> _OBJECTIVE_
Search the listing below for the string "title" and show each line that contains it.

########################################

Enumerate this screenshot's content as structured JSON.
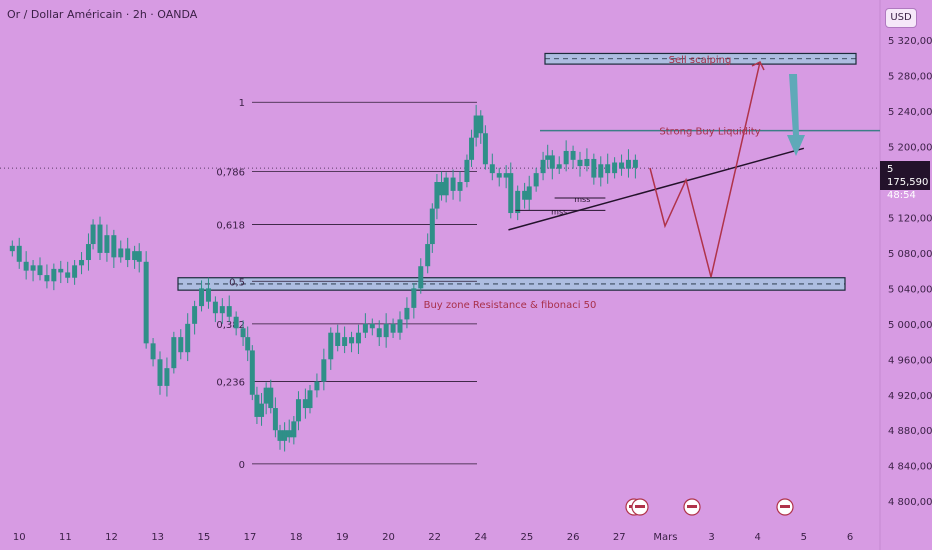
{
  "header": {
    "title": "Or / Dollar Américain · 2h · OANDA",
    "currency": "USD"
  },
  "colors": {
    "background": "#d79be3",
    "candle": "#2f8f88",
    "zone_fill": "#9fc8e0",
    "zone_border": "#1b2b3b",
    "projection": "#b0334a",
    "arrow": "#5fa9b8",
    "fib_line": "#2b1a33",
    "annotation_text": "#a8304a"
  },
  "price_tag": {
    "price": "5 175,590",
    "countdown": "48:54"
  },
  "chart_data": {
    "type": "candlestick",
    "symbol": "XAUUSD",
    "timeframe": "2h",
    "ylim": [
      4790,
      5345
    ],
    "y_ticks": [
      "5 320,000",
      "5 280,000",
      "5 240,000",
      "5 200,000",
      "5 120,000",
      "5 080,000",
      "5 040,000",
      "5 000,000",
      "4 960,000",
      "4 920,000",
      "4 880,000",
      "4 840,000",
      "4 800,000"
    ],
    "y_tick_values": [
      5320,
      5280,
      5240,
      5200,
      5120,
      5080,
      5040,
      5000,
      4960,
      4920,
      4880,
      4840,
      4800
    ],
    "x_ticks": [
      "10",
      "11",
      "12",
      "13",
      "15",
      "17",
      "18",
      "19",
      "20",
      "22",
      "24",
      "25",
      "26",
      "27",
      "Mars",
      "3",
      "4",
      "5",
      "6"
    ],
    "x_tick_positions": [
      10,
      11,
      12,
      13,
      14,
      15,
      16,
      17,
      18,
      19,
      20,
      21,
      22,
      23,
      24,
      25,
      26,
      27,
      28
    ],
    "xlim": [
      9.8,
      28.0
    ],
    "closes": [
      {
        "x": 9.85,
        "c": 5088
      },
      {
        "x": 10.0,
        "c": 5070
      },
      {
        "x": 10.15,
        "c": 5060
      },
      {
        "x": 10.3,
        "c": 5066
      },
      {
        "x": 10.45,
        "c": 5055
      },
      {
        "x": 10.6,
        "c": 5048
      },
      {
        "x": 10.75,
        "c": 5062
      },
      {
        "x": 10.9,
        "c": 5058
      },
      {
        "x": 11.05,
        "c": 5052
      },
      {
        "x": 11.2,
        "c": 5066
      },
      {
        "x": 11.35,
        "c": 5072
      },
      {
        "x": 11.5,
        "c": 5090
      },
      {
        "x": 11.6,
        "c": 5112
      },
      {
        "x": 11.75,
        "c": 5080
      },
      {
        "x": 11.9,
        "c": 5100
      },
      {
        "x": 12.05,
        "c": 5075
      },
      {
        "x": 12.2,
        "c": 5085
      },
      {
        "x": 12.35,
        "c": 5072
      },
      {
        "x": 12.5,
        "c": 5082
      },
      {
        "x": 12.6,
        "c": 5070
      },
      {
        "x": 12.75,
        "c": 4978
      },
      {
        "x": 12.9,
        "c": 4960
      },
      {
        "x": 13.05,
        "c": 4930
      },
      {
        "x": 13.2,
        "c": 4950
      },
      {
        "x": 13.35,
        "c": 4985
      },
      {
        "x": 13.5,
        "c": 4968
      },
      {
        "x": 13.65,
        "c": 5000
      },
      {
        "x": 13.8,
        "c": 5020
      },
      {
        "x": 13.95,
        "c": 5040
      },
      {
        "x": 14.1,
        "c": 5025
      },
      {
        "x": 14.25,
        "c": 5012
      },
      {
        "x": 14.4,
        "c": 5020
      },
      {
        "x": 14.55,
        "c": 5008
      },
      {
        "x": 14.7,
        "c": 4995
      },
      {
        "x": 14.85,
        "c": 4985
      },
      {
        "x": 14.95,
        "c": 4970
      },
      {
        "x": 15.05,
        "c": 4920
      },
      {
        "x": 15.15,
        "c": 4895
      },
      {
        "x": 15.25,
        "c": 4910
      },
      {
        "x": 15.35,
        "c": 4928
      },
      {
        "x": 15.45,
        "c": 4905
      },
      {
        "x": 15.55,
        "c": 4880
      },
      {
        "x": 15.65,
        "c": 4868
      },
      {
        "x": 15.75,
        "c": 4880
      },
      {
        "x": 15.85,
        "c": 4872
      },
      {
        "x": 15.95,
        "c": 4890
      },
      {
        "x": 16.05,
        "c": 4915
      },
      {
        "x": 16.2,
        "c": 4905
      },
      {
        "x": 16.3,
        "c": 4925
      },
      {
        "x": 16.45,
        "c": 4935
      },
      {
        "x": 16.6,
        "c": 4960
      },
      {
        "x": 16.75,
        "c": 4990
      },
      {
        "x": 16.9,
        "c": 4975
      },
      {
        "x": 17.05,
        "c": 4985
      },
      {
        "x": 17.2,
        "c": 4978
      },
      {
        "x": 17.35,
        "c": 4990
      },
      {
        "x": 17.5,
        "c": 5000
      },
      {
        "x": 17.65,
        "c": 4995
      },
      {
        "x": 17.8,
        "c": 4985
      },
      {
        "x": 17.95,
        "c": 5000
      },
      {
        "x": 18.1,
        "c": 4990
      },
      {
        "x": 18.25,
        "c": 5005
      },
      {
        "x": 18.4,
        "c": 5018
      },
      {
        "x": 18.55,
        "c": 5040
      },
      {
        "x": 18.7,
        "c": 5065
      },
      {
        "x": 18.85,
        "c": 5090
      },
      {
        "x": 18.95,
        "c": 5130
      },
      {
        "x": 19.05,
        "c": 5160
      },
      {
        "x": 19.15,
        "c": 5145
      },
      {
        "x": 19.25,
        "c": 5165
      },
      {
        "x": 19.4,
        "c": 5150
      },
      {
        "x": 19.55,
        "c": 5160
      },
      {
        "x": 19.7,
        "c": 5185
      },
      {
        "x": 19.8,
        "c": 5210
      },
      {
        "x": 19.9,
        "c": 5235
      },
      {
        "x": 20.0,
        "c": 5215
      },
      {
        "x": 20.1,
        "c": 5180
      },
      {
        "x": 20.25,
        "c": 5170
      },
      {
        "x": 20.4,
        "c": 5165
      },
      {
        "x": 20.55,
        "c": 5170
      },
      {
        "x": 20.65,
        "c": 5125
      },
      {
        "x": 20.8,
        "c": 5150
      },
      {
        "x": 20.95,
        "c": 5140
      },
      {
        "x": 21.05,
        "c": 5155
      },
      {
        "x": 21.2,
        "c": 5170
      },
      {
        "x": 21.35,
        "c": 5185
      },
      {
        "x": 21.45,
        "c": 5190
      },
      {
        "x": 21.55,
        "c": 5175
      },
      {
        "x": 21.7,
        "c": 5180
      },
      {
        "x": 21.85,
        "c": 5195
      },
      {
        "x": 22.0,
        "c": 5185
      },
      {
        "x": 22.15,
        "c": 5178
      },
      {
        "x": 22.3,
        "c": 5186
      },
      {
        "x": 22.45,
        "c": 5165
      },
      {
        "x": 22.6,
        "c": 5180
      },
      {
        "x": 22.75,
        "c": 5170
      },
      {
        "x": 22.9,
        "c": 5182
      },
      {
        "x": 23.05,
        "c": 5175
      },
      {
        "x": 23.2,
        "c": 5185
      },
      {
        "x": 23.35,
        "c": 5176
      }
    ],
    "fibonacci": {
      "levels": [
        "1",
        "0,786",
        "0,618",
        "0,5",
        "0,382",
        "0,236",
        "0"
      ],
      "values": [
        5250,
        5172,
        5112,
        5048,
        5000,
        4935,
        4842
      ]
    },
    "zones": [
      {
        "label": "Sell scalping",
        "from": 5293,
        "to": 5305
      },
      {
        "label": "Buy zone Resistance & fibonaci 50",
        "from": 5038,
        "to": 5052
      }
    ],
    "levels": [
      {
        "label": "Strong Buy Liquidity",
        "value": 5218
      }
    ],
    "annotations": [
      "mss",
      "mss"
    ],
    "current_price": 5175.59
  }
}
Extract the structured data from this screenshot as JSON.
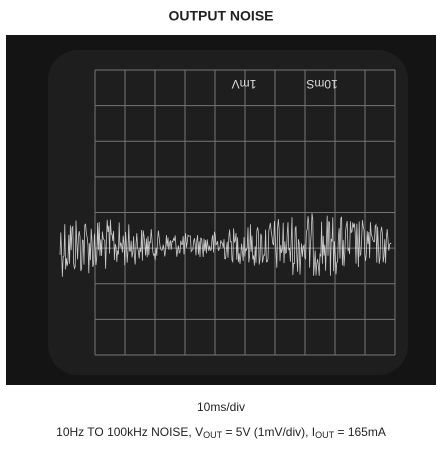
{
  "title": "OUTPUT NOISE",
  "scope": {
    "volts_label": "1mV",
    "time_label": "10mS"
  },
  "caption": {
    "timebase": "10ms/div",
    "conditions": [
      "10Hz TO 100kHz NOISE, V",
      "OUT",
      " = 5V (1mV/div), I",
      "OUT",
      " = 165mA"
    ]
  }
}
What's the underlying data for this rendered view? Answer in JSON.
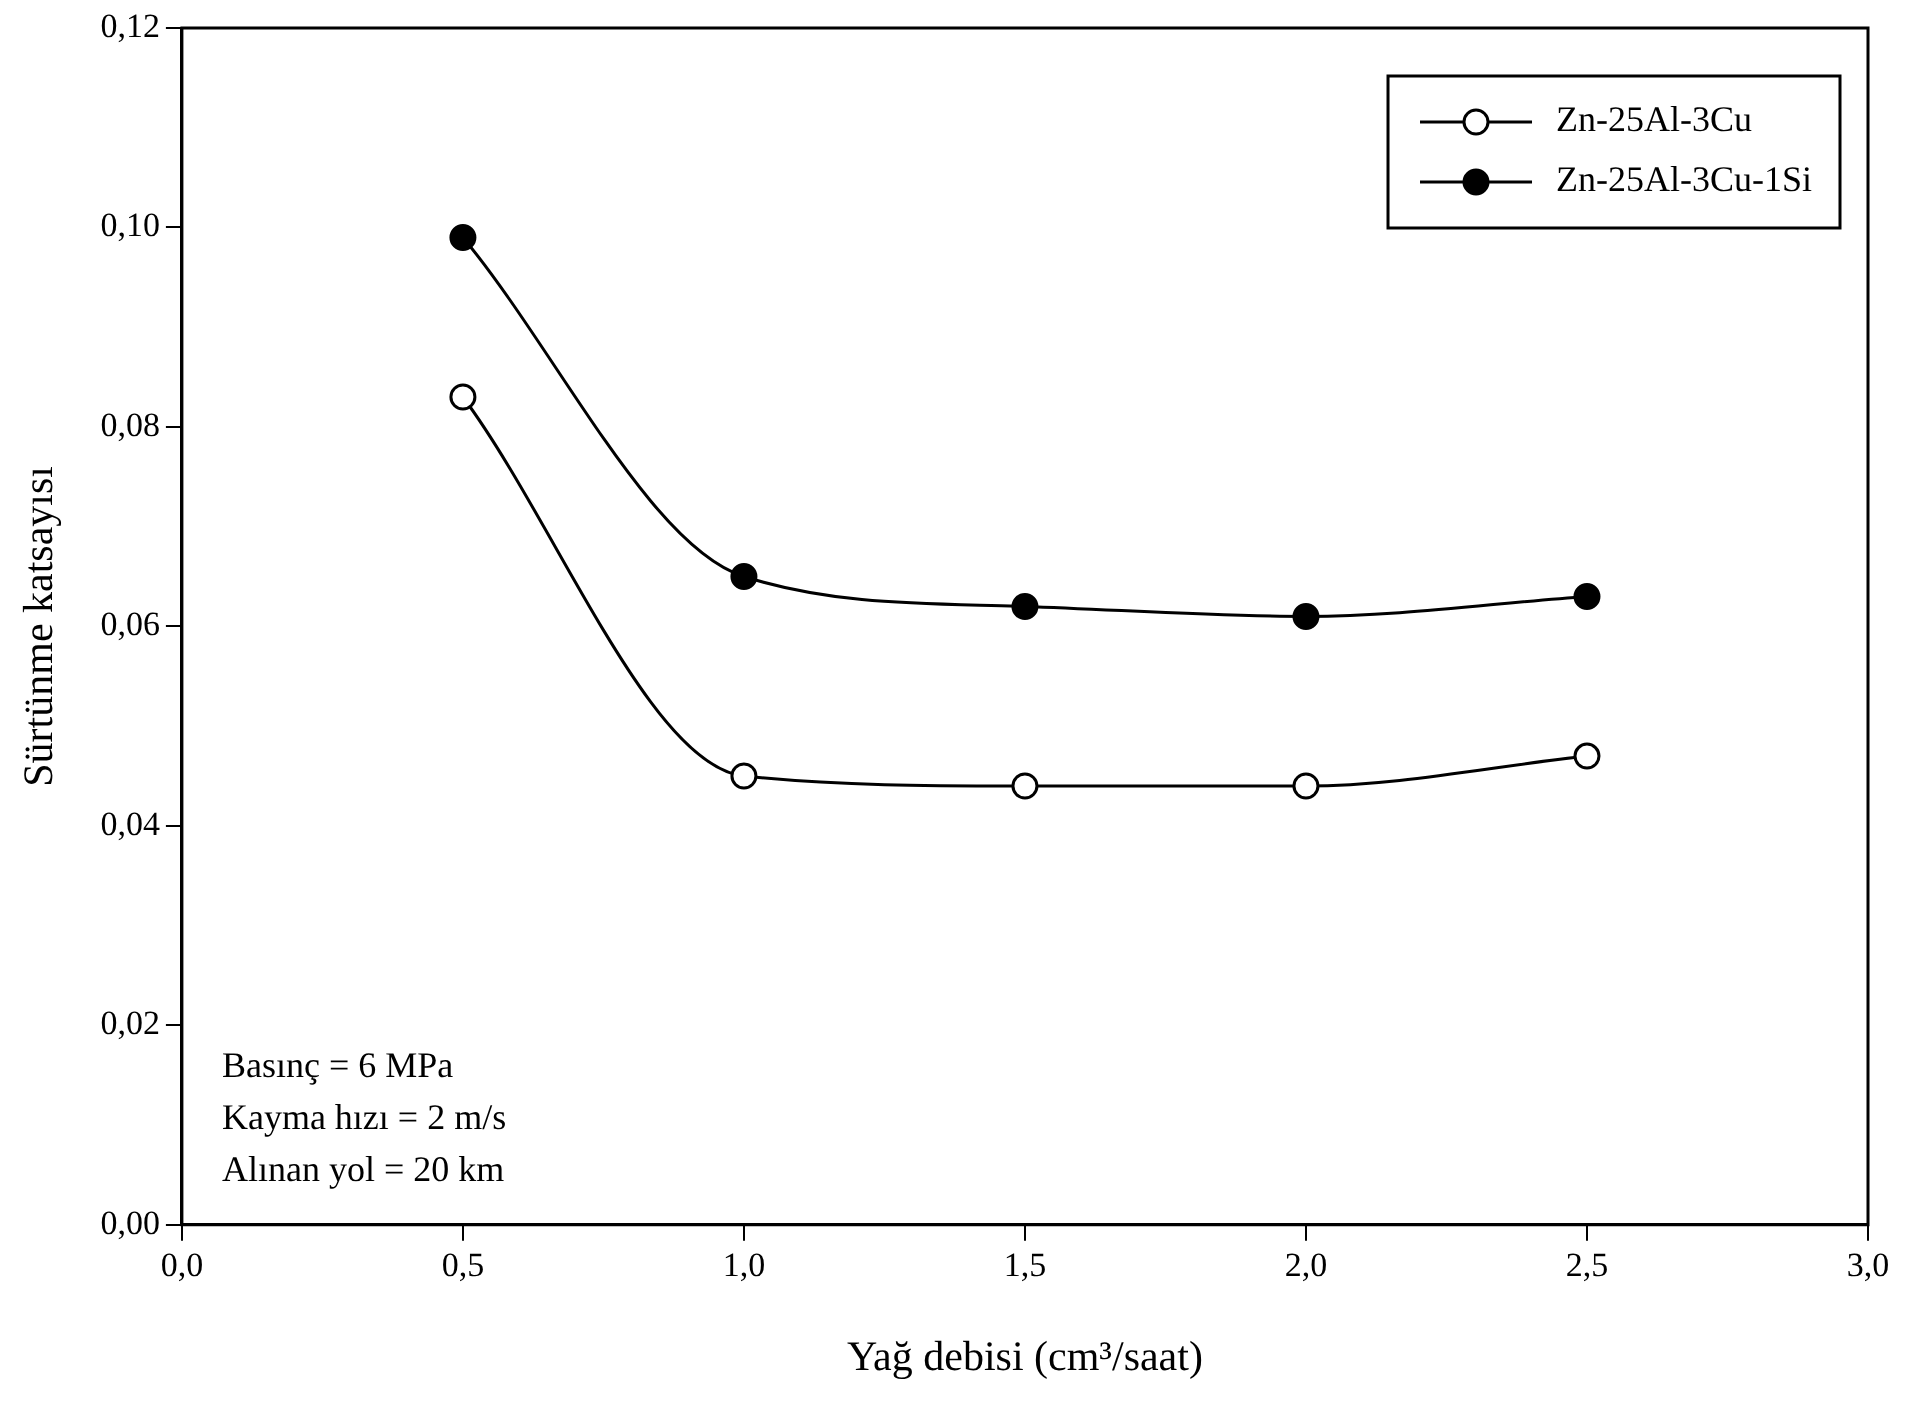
{
  "chart_data": {
    "type": "line",
    "xlabel": "Yağ debisi (cm³/saat)",
    "ylabel": "Sürtünme katsayısı",
    "x": [
      0.5,
      1.0,
      1.5,
      2.0,
      2.5
    ],
    "series": [
      {
        "name": "Zn-25Al-3Cu",
        "color": "#000000",
        "values": [
          0.083,
          0.045,
          0.044,
          0.044,
          0.047
        ]
      },
      {
        "name": "Zn-25Al-3Cu-1Si",
        "color": "#000000",
        "values": [
          0.099,
          0.065,
          0.062,
          0.061,
          0.063
        ]
      }
    ],
    "xlim": [
      0,
      3
    ],
    "xticks": [
      {
        "value": 0,
        "label": "0,0"
      },
      {
        "value": 0.5,
        "label": "0,5"
      },
      {
        "value": 1,
        "label": "1,0"
      },
      {
        "value": 1.5,
        "label": "1,5"
      },
      {
        "value": 2,
        "label": "2,0"
      },
      {
        "value": 2.5,
        "label": "2,5"
      },
      {
        "value": 3,
        "label": "3,0"
      }
    ],
    "ylim": [
      0,
      0.12
    ],
    "yticks": [
      {
        "value": 0,
        "label": "0,00"
      },
      {
        "value": 0.02,
        "label": "0,02"
      },
      {
        "value": 0.04,
        "label": "0,04"
      },
      {
        "value": 0.06,
        "label": "0,06"
      },
      {
        "value": 0.08,
        "label": "0,08"
      },
      {
        "value": 0.1,
        "label": "0,10"
      },
      {
        "value": 0.12,
        "label": "0,12"
      }
    ],
    "annotations": [
      "Basınç = 6 MPa",
      "Kayma hızı = 2 m/s",
      "Alınan yol = 20 km"
    ],
    "legend": "top right",
    "marker": "circle",
    "line_style": "solid",
    "grid": false
  }
}
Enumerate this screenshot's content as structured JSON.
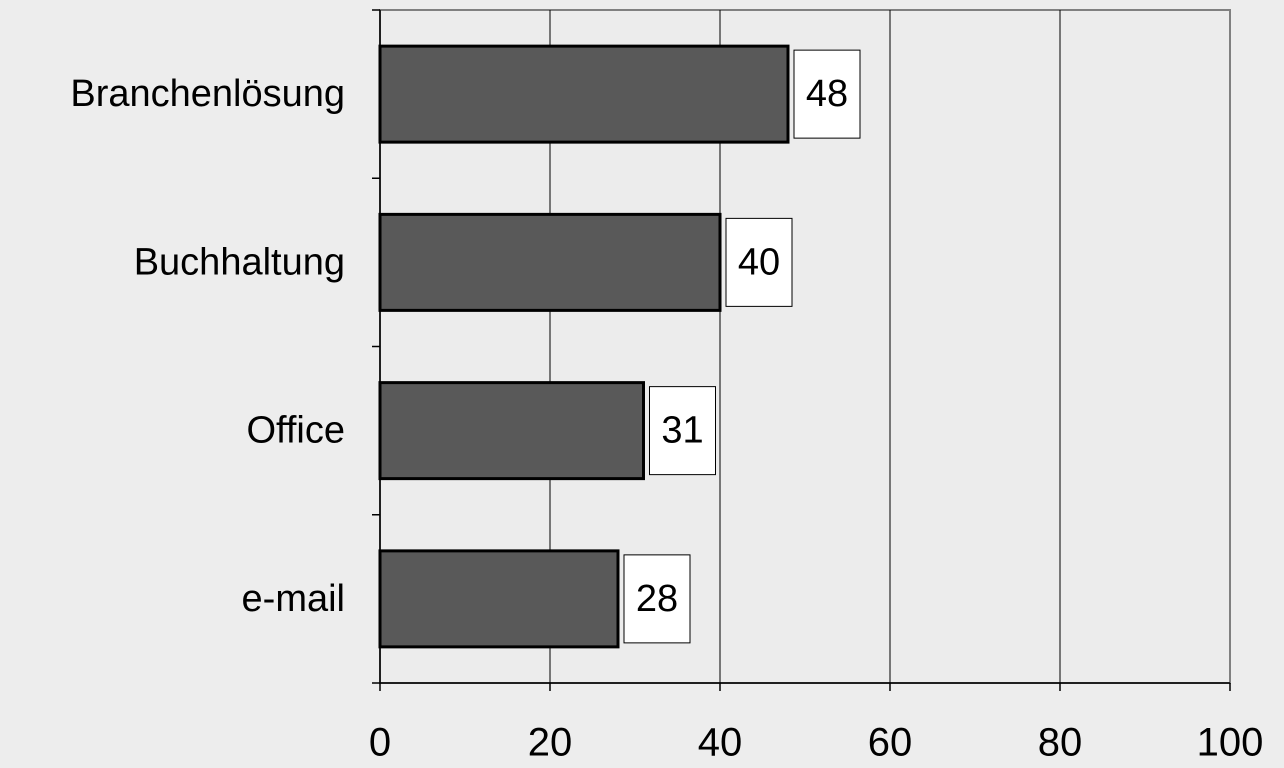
{
  "chart_data": {
    "type": "bar",
    "orientation": "horizontal",
    "categories": [
      "Branchenlösung",
      "Buchhaltung",
      "Office",
      "e-mail"
    ],
    "values": [
      48,
      40,
      31,
      28
    ],
    "color": "#595959",
    "xlim": [
      0,
      100
    ],
    "xticks": [
      0,
      20,
      40,
      60,
      80,
      100
    ],
    "grid": true
  }
}
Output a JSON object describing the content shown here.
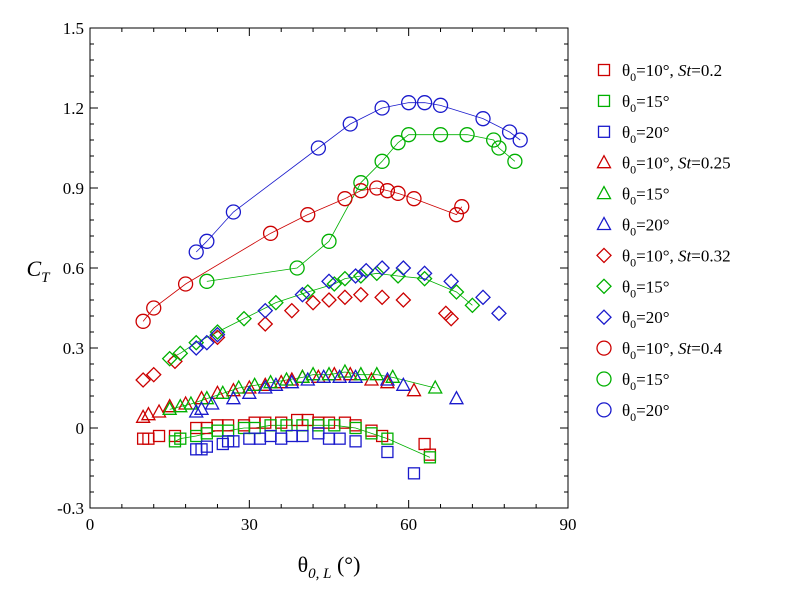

########################################

> _SOLUTION TO THIS TASK_
    "title": "Or / Dollar Américain · 2h · OANDA",
  "title": "OUTPUT NOISE",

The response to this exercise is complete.